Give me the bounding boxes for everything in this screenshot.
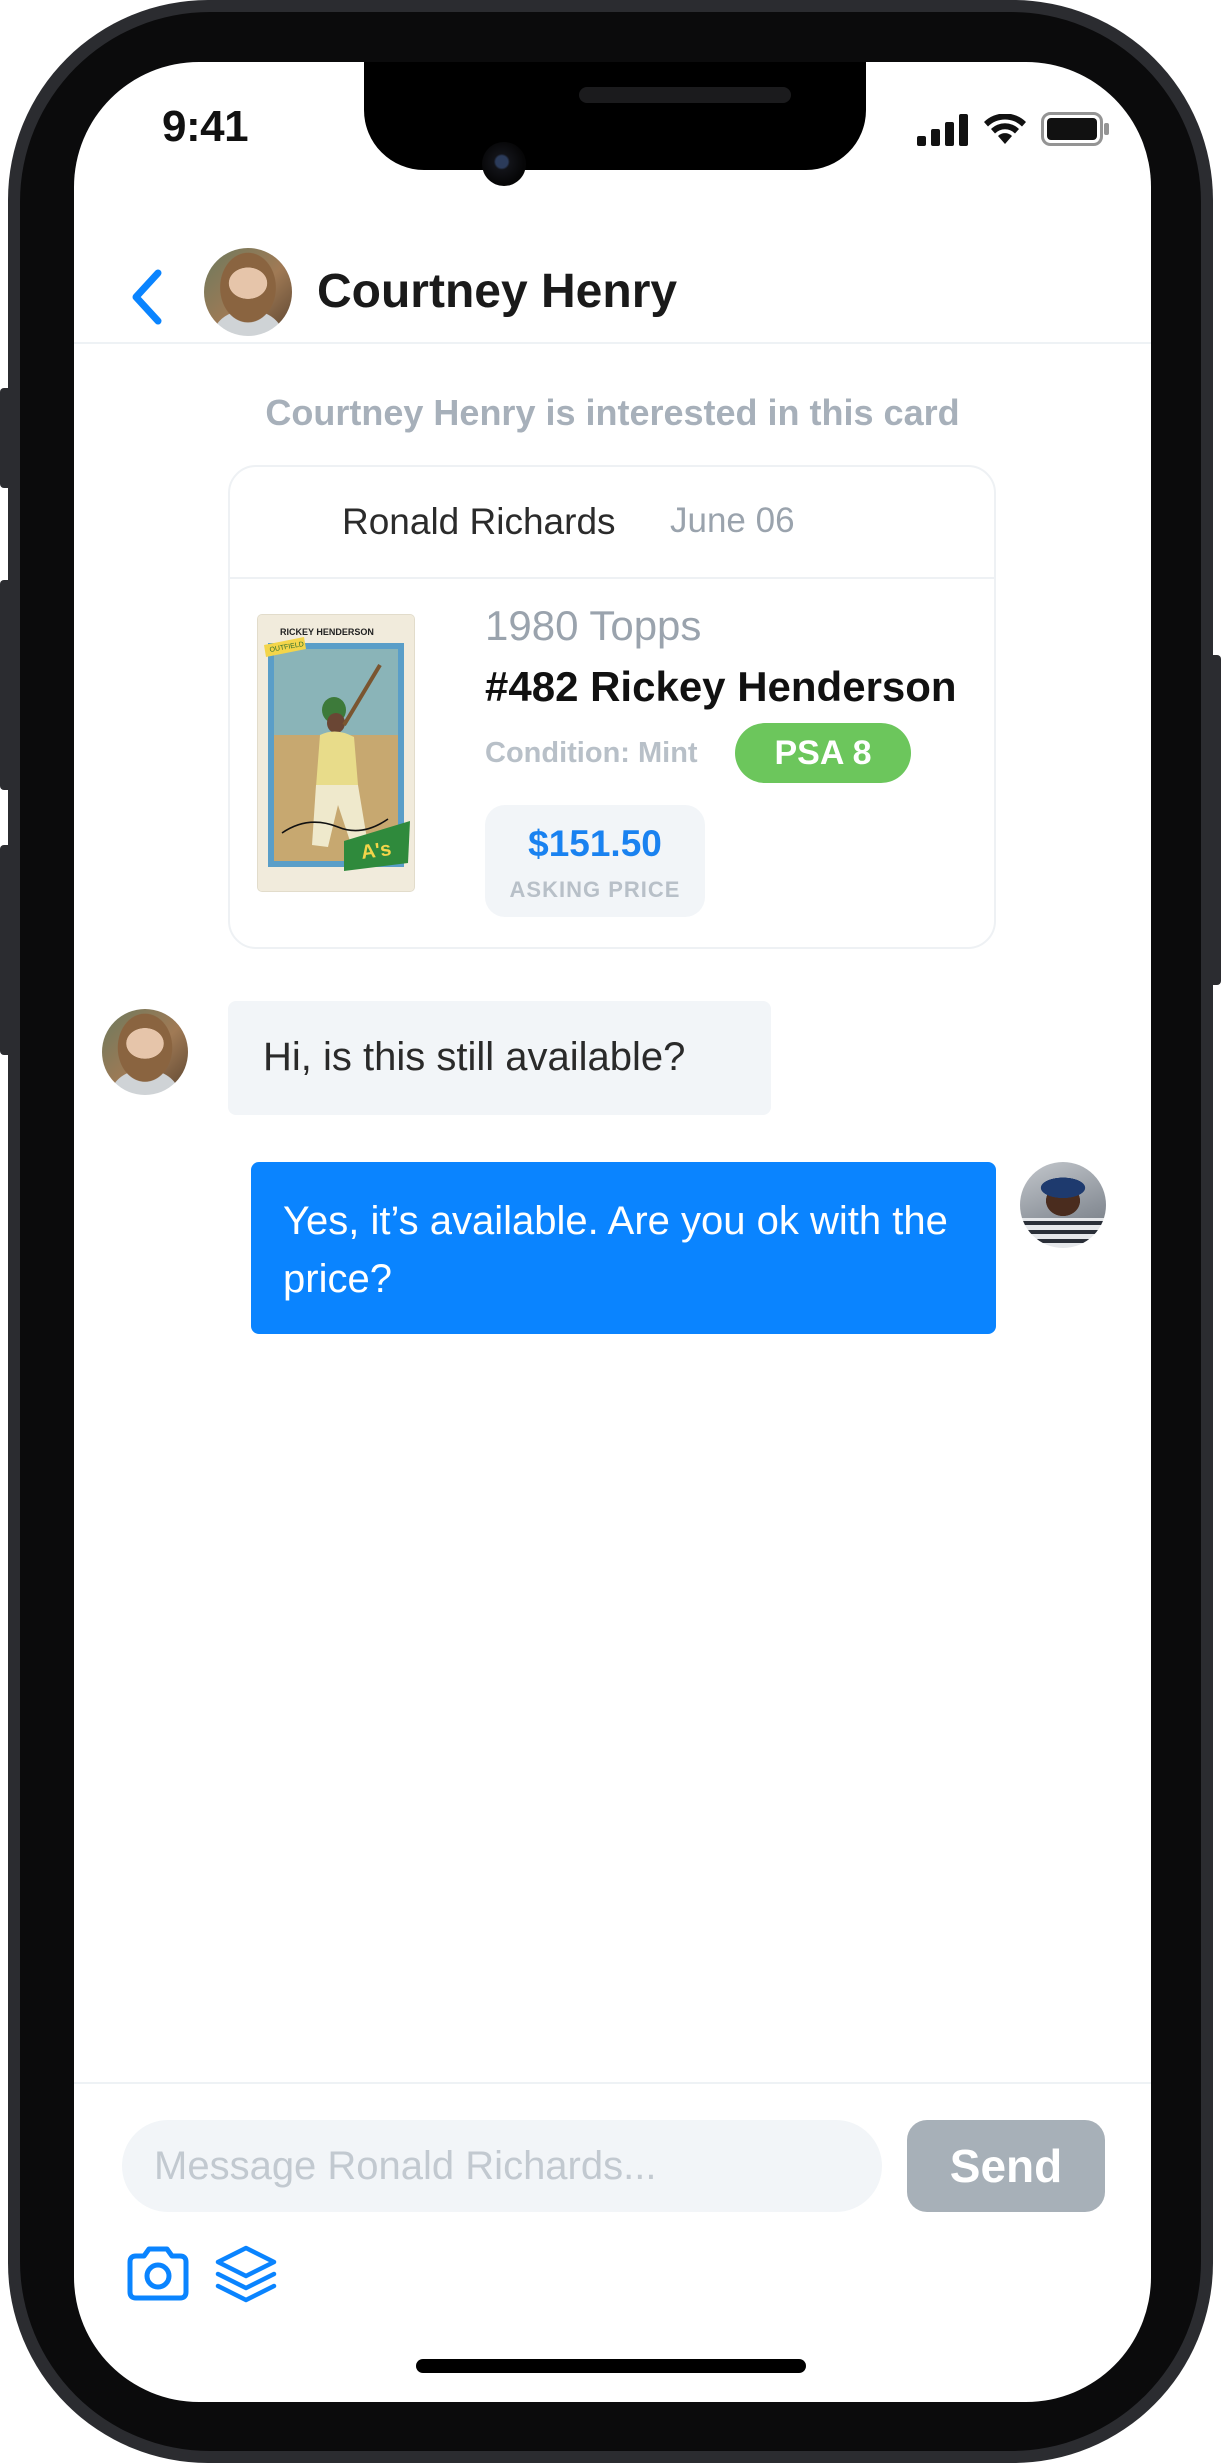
status-time: 9:41 bbox=[162, 102, 249, 151]
chat-header: Courtney Henry bbox=[74, 222, 1151, 344]
incoming-message-bubble[interactable]: Hi, is this still available? bbox=[228, 1001, 771, 1115]
outgoing-sender-avatar[interactable] bbox=[1020, 1162, 1106, 1248]
outgoing-message-text: Yes, it’s available. Are you ok with the… bbox=[283, 1199, 948, 1301]
contact-name: Courtney Henry bbox=[317, 265, 678, 318]
card-condition: Condition: Mint bbox=[485, 737, 698, 769]
seller-name: Ronald Richards bbox=[342, 501, 616, 542]
message-input[interactable] bbox=[122, 2120, 882, 2212]
interest-notice: Courtney Henry is interested in this car… bbox=[265, 392, 960, 433]
asking-price-label: ASKING PRICE bbox=[509, 877, 681, 902]
listing-date: June 06 bbox=[670, 501, 795, 540]
device-mockup: 9:41 Courtney Henry Courtney Henry is in… bbox=[0, 0, 1221, 2463]
home-indicator[interactable] bbox=[416, 2359, 806, 2373]
camera-icon[interactable] bbox=[124, 2244, 192, 2304]
send-button[interactable]: Send bbox=[907, 2120, 1105, 2212]
listing-card[interactable]: Ronald Richards June 06 RICKEY HENDERSON… bbox=[228, 465, 996, 949]
wifi-icon bbox=[984, 114, 1026, 144]
svg-text:A's: A's bbox=[360, 838, 393, 864]
svg-text:RICKEY HENDERSON: RICKEY HENDERSON bbox=[280, 627, 374, 637]
incoming-message-text: Hi, is this still available? bbox=[263, 1035, 686, 1079]
screen: 9:41 Courtney Henry Courtney Henry is in… bbox=[74, 62, 1151, 2402]
composer-divider bbox=[74, 2082, 1151, 2084]
asking-price-box: $151.50 ASKING PRICE bbox=[485, 805, 705, 917]
battery-icon bbox=[1041, 112, 1109, 146]
status-icons bbox=[917, 112, 1111, 146]
baseball-card-image[interactable]: RICKEY HENDERSON OUTFIELD A's bbox=[258, 615, 414, 891]
back-chevron-icon[interactable] bbox=[124, 267, 174, 327]
cellular-signal-icon bbox=[917, 114, 968, 146]
notch bbox=[364, 62, 866, 170]
outgoing-message-bubble[interactable]: Yes, it’s available. Are you ok with the… bbox=[251, 1162, 996, 1334]
front-camera bbox=[482, 142, 526, 186]
card-title: #482 Rickey Henderson bbox=[485, 663, 957, 710]
asking-price-value: $151.50 bbox=[528, 823, 662, 864]
earpiece-speaker bbox=[579, 87, 791, 103]
listing-card-header: Ronald Richards June 06 bbox=[230, 467, 994, 579]
incoming-sender-avatar[interactable] bbox=[102, 1009, 188, 1095]
grade-badge: PSA 8 bbox=[735, 723, 911, 783]
card-set: 1980 Topps bbox=[485, 602, 702, 649]
layers-icon[interactable] bbox=[212, 2244, 280, 2304]
contact-avatar[interactable] bbox=[204, 248, 292, 336]
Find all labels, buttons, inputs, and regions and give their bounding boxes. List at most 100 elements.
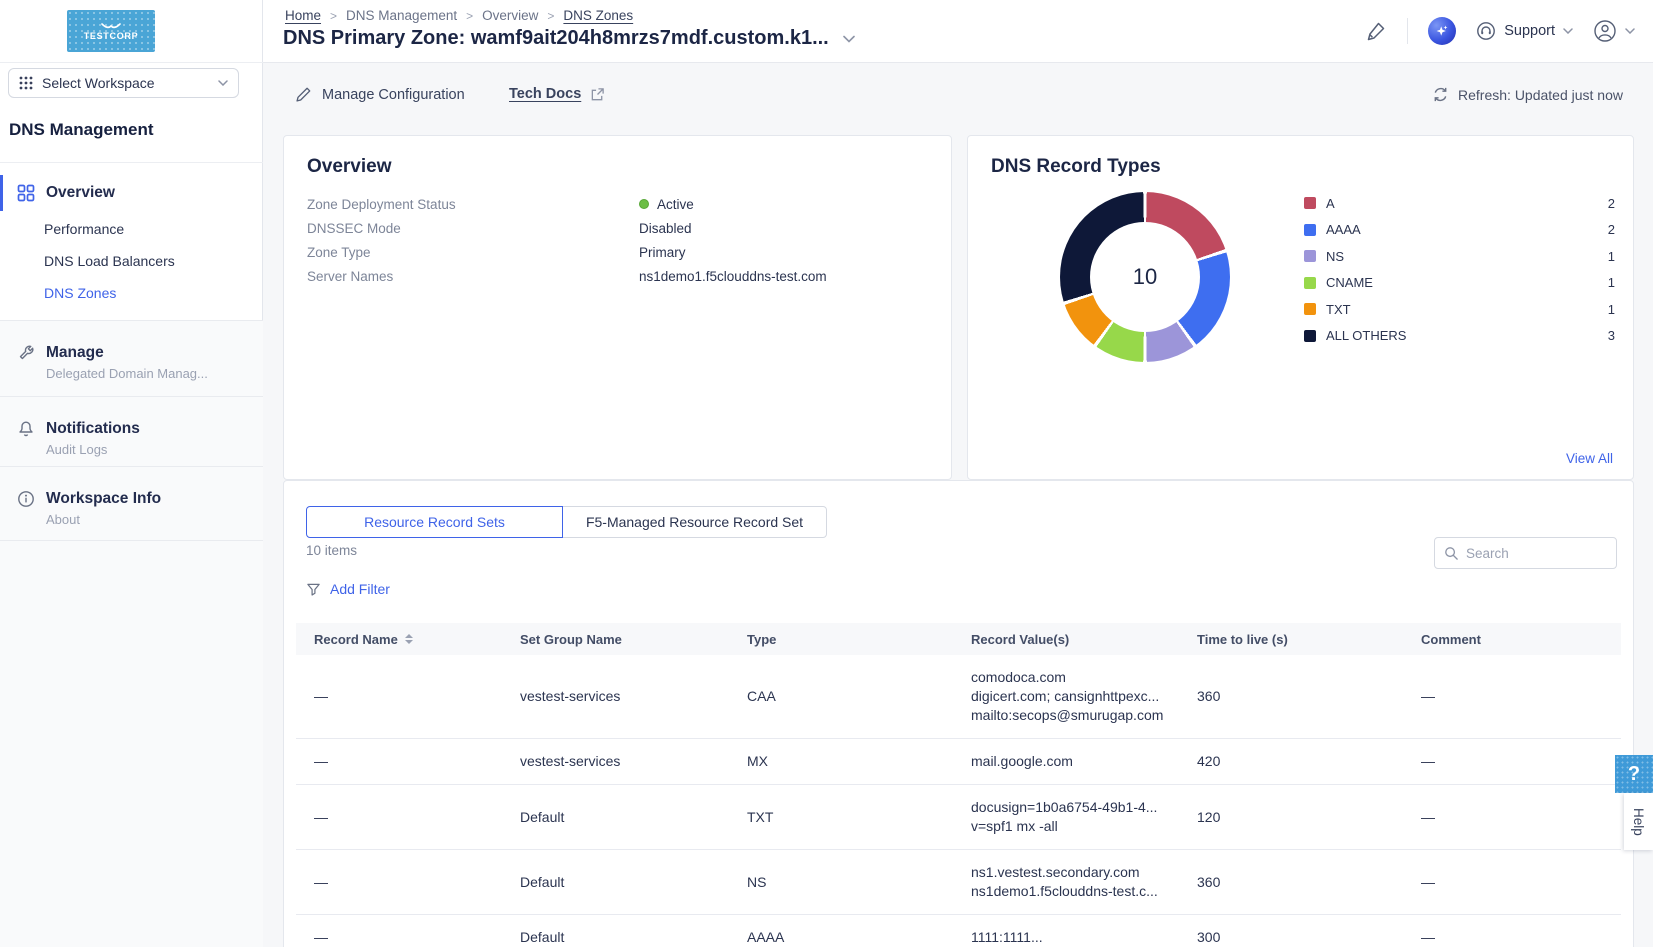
column-header-label: Time to live (s) xyxy=(1197,632,1288,647)
cell-ttl: 300 xyxy=(1197,915,1421,947)
external-link-icon xyxy=(590,87,605,102)
tab-resource-record-sets[interactable]: Resource Record Sets xyxy=(306,506,563,538)
cell-comment: — xyxy=(1421,915,1603,947)
tech-docs-link[interactable]: Tech Docs xyxy=(509,86,605,102)
cell-type: NS xyxy=(747,850,971,914)
sidebar-item-dns-load-balancers[interactable]: DNS Load Balancers xyxy=(44,253,175,269)
cell-record-values: ns1.vestest.secondary.comns1demo1.f5clou… xyxy=(971,850,1197,914)
sidebar-item-notifications[interactable]: Notifications Audit Logs xyxy=(0,396,263,466)
dns-record-types-title: DNS Record Types xyxy=(991,156,1161,178)
breadcrumb-overview[interactable]: Overview xyxy=(482,8,538,23)
cell-line: comodoca.com xyxy=(971,668,1183,687)
field-label: DNSSEC Mode xyxy=(307,221,639,236)
legend-item: AAAA2 xyxy=(1304,217,1615,244)
sidebar-item-manage[interactable]: Manage Delegated Domain Manag... xyxy=(0,320,263,396)
cell-set-group-name: vestest-services xyxy=(520,655,747,738)
breadcrumb: Home > DNS Management > Overview > DNS Z… xyxy=(285,8,633,23)
help-tab-label: Help xyxy=(1631,808,1646,836)
account-menu[interactable] xyxy=(1593,19,1635,43)
sort-icon[interactable] xyxy=(405,634,413,644)
table-row[interactable]: —DefaultTXTdocusign=1b0a6754-49b1-4...v=… xyxy=(296,785,1621,850)
cell-record-values: mail.google.com xyxy=(971,739,1197,784)
search-input[interactable] xyxy=(1466,546,1607,561)
table-row[interactable]: —DefaultAAAA1111:1111...300— xyxy=(296,915,1621,947)
cell-line: — xyxy=(314,687,506,706)
items-count: 10 items xyxy=(306,543,357,558)
cell-type: AAAA xyxy=(747,915,971,947)
cell-line: docusign=1b0a6754-49b1-4... xyxy=(971,798,1183,817)
sidebar-item-workspace-info[interactable]: Workspace Info About xyxy=(0,466,263,540)
chevron-down-icon xyxy=(218,80,228,86)
manage-configuration-button[interactable]: Manage Configuration xyxy=(295,86,465,103)
legend-item: NS1 xyxy=(1304,243,1615,270)
refresh-icon xyxy=(1432,86,1449,103)
breadcrumb-separator: > xyxy=(330,9,337,23)
breadcrumb-dns-zones[interactable]: DNS Zones xyxy=(563,8,633,23)
column-header-label: Record Name xyxy=(314,632,398,647)
legend-count: 2 xyxy=(1608,196,1615,211)
legend-swatch xyxy=(1304,197,1316,209)
cell-line: CAA xyxy=(747,687,957,706)
legend-item: ALL OTHERS3 xyxy=(1304,323,1615,350)
refresh-button[interactable]: Refresh: Updated just now xyxy=(1432,86,1623,103)
column-header-label: Record Value(s) xyxy=(971,632,1069,647)
column-header[interactable]: Set Group Name xyxy=(520,632,747,647)
column-header[interactable]: Type xyxy=(747,632,971,647)
column-header[interactable]: Record Value(s) xyxy=(971,632,1197,647)
headset-icon xyxy=(1476,21,1496,41)
cell-line: 420 xyxy=(1197,752,1407,771)
legend-count: 3 xyxy=(1608,328,1615,343)
cell-line: 300 xyxy=(1197,928,1407,947)
table-row[interactable]: —vestest-servicesMXmail.google.com420— xyxy=(296,739,1621,785)
cell-line: 1111:1111... xyxy=(971,928,1183,947)
field-value: Disabled xyxy=(639,221,692,236)
field-label: Server Names xyxy=(307,269,639,284)
table-row[interactable]: —DefaultNSns1.vestest.secondary.comns1de… xyxy=(296,850,1621,915)
legend-label: TXT xyxy=(1326,302,1351,317)
sidebar-item-performance[interactable]: Performance xyxy=(44,221,124,237)
cell-line: — xyxy=(1421,928,1589,947)
cell-set-group-name: vestest-services xyxy=(520,739,747,784)
overview-fields: Zone Deployment StatusActiveDNSSEC ModeD… xyxy=(307,192,931,288)
cell-type: CAA xyxy=(747,655,971,738)
sidebar-item-dns-zones[interactable]: DNS Zones xyxy=(44,285,116,301)
breadcrumb-dns-management[interactable]: DNS Management xyxy=(346,8,457,23)
cell-comment: — xyxy=(1421,785,1603,849)
sidebar-product-title: DNS Management xyxy=(9,120,154,140)
dns-record-types-card: DNS Record Types 10 A2AAAA2NS1CNAME1TXT1… xyxy=(967,135,1634,480)
app-window: TESTCORP Select Workspace DNS Management xyxy=(0,0,1653,947)
chevron-down-icon xyxy=(1625,28,1635,34)
cell-line: v=spf1 mx -all xyxy=(971,817,1183,836)
cell-line: — xyxy=(314,928,506,947)
cell-record-name: — xyxy=(314,785,520,849)
column-header[interactable]: Time to live (s) xyxy=(1197,632,1421,647)
chart-legend: A2AAAA2NS1CNAME1TXT1ALL OTHERS3 xyxy=(1304,190,1615,349)
ai-assistant-button[interactable] xyxy=(1428,17,1456,45)
help-tab[interactable]: Help xyxy=(1624,793,1653,850)
breadcrumb-home[interactable]: Home xyxy=(285,8,321,23)
title-chevron-down-icon[interactable] xyxy=(843,35,855,43)
column-header-label: Comment xyxy=(1421,632,1481,647)
top-header: Home > DNS Management > Overview > DNS Z… xyxy=(263,0,1653,63)
support-menu[interactable]: Support xyxy=(1476,21,1573,41)
column-header[interactable]: Comment xyxy=(1421,632,1603,647)
cell-line: — xyxy=(314,873,506,892)
brush-icon[interactable] xyxy=(1365,20,1387,42)
breadcrumb-separator: > xyxy=(466,9,473,23)
field-value: Active xyxy=(639,197,694,212)
workspace-selector[interactable]: Select Workspace xyxy=(8,68,239,98)
tab-f5-managed-resource-record-set[interactable]: F5-Managed Resource Record Set xyxy=(562,506,827,538)
chevron-down-icon xyxy=(1563,28,1573,34)
tech-docs-label: Tech Docs xyxy=(509,86,581,102)
view-all-link[interactable]: View All xyxy=(1566,451,1613,466)
help-question-button[interactable]: ? xyxy=(1615,755,1653,793)
add-filter-button[interactable]: Add Filter xyxy=(306,581,390,597)
field-value: Primary xyxy=(639,245,686,260)
field-label: Zone Deployment Status xyxy=(307,197,639,212)
sidebar-item-overview[interactable]: Overview xyxy=(0,174,263,212)
column-header[interactable]: Record Name xyxy=(314,632,520,647)
legend-count: 1 xyxy=(1608,302,1615,317)
table-row[interactable]: —vestest-servicesCAAcomodoca.comdigicert… xyxy=(296,655,1621,739)
donut-total: 10 xyxy=(1060,192,1230,362)
cell-line: mail.google.com xyxy=(971,752,1183,771)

------------------------------------------------------------

SHORT EXERCISE =>
Give again, exactly as they appear, the lines of data from the one containing "column-header-label: Time to" through the one containing "tab-resource-record-sets[interactable]: Resource Record", both included.

ANSWER TO THE PROBLEM =>
column-header-label: Time to live (s) xyxy=(1197,632,1288,647)
cell-ttl: 300 xyxy=(1197,915,1421,947)
external-link-icon xyxy=(590,87,605,102)
tab-resource-record-sets[interactable]: Resource Record Sets xyxy=(306,506,563,538)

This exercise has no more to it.